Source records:
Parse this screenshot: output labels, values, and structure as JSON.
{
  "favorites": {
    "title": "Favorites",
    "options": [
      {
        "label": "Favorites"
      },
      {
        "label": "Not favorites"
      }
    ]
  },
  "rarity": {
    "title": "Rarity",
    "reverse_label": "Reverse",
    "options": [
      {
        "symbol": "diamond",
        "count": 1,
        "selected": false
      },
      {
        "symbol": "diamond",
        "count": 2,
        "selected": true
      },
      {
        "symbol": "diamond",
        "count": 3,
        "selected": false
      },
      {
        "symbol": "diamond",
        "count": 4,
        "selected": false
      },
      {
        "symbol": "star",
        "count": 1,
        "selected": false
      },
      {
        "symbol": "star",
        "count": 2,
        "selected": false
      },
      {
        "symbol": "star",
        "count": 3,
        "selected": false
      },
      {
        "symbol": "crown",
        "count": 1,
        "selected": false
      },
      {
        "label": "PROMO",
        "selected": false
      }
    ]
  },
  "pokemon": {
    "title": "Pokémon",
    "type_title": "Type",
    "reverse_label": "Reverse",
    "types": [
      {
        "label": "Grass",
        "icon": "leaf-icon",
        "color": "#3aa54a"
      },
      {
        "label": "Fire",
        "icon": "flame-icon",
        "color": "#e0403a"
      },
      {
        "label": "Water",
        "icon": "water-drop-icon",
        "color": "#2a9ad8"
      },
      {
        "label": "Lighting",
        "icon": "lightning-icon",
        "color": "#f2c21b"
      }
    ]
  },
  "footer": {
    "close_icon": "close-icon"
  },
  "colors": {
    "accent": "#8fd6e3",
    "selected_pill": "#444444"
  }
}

Problem to work on: What do the records say? Quote them all exactly.

Result of the exercise:
Parse this screenshot: output labels, values, and structure as JSON.
{
  "favorites": {
    "title": "Favorites",
    "options": [
      {
        "label": "Favorites"
      },
      {
        "label": "Not favorites"
      }
    ]
  },
  "rarity": {
    "title": "Rarity",
    "reverse_label": "Reverse",
    "options": [
      {
        "symbol": "diamond",
        "count": 1,
        "selected": false
      },
      {
        "symbol": "diamond",
        "count": 2,
        "selected": true
      },
      {
        "symbol": "diamond",
        "count": 3,
        "selected": false
      },
      {
        "symbol": "diamond",
        "count": 4,
        "selected": false
      },
      {
        "symbol": "star",
        "count": 1,
        "selected": false
      },
      {
        "symbol": "star",
        "count": 2,
        "selected": false
      },
      {
        "symbol": "star",
        "count": 3,
        "selected": false
      },
      {
        "symbol": "crown",
        "count": 1,
        "selected": false
      },
      {
        "label": "PROMO",
        "selected": false
      }
    ]
  },
  "pokemon": {
    "title": "Pokémon",
    "type_title": "Type",
    "reverse_label": "Reverse",
    "types": [
      {
        "label": "Grass",
        "icon": "leaf-icon",
        "color": "#3aa54a"
      },
      {
        "label": "Fire",
        "icon": "flame-icon",
        "color": "#e0403a"
      },
      {
        "label": "Water",
        "icon": "water-drop-icon",
        "color": "#2a9ad8"
      },
      {
        "label": "Lighting",
        "icon": "lightning-icon",
        "color": "#f2c21b"
      }
    ]
  },
  "footer": {
    "close_icon": "close-icon"
  },
  "colors": {
    "accent": "#8fd6e3",
    "selected_pill": "#444444"
  }
}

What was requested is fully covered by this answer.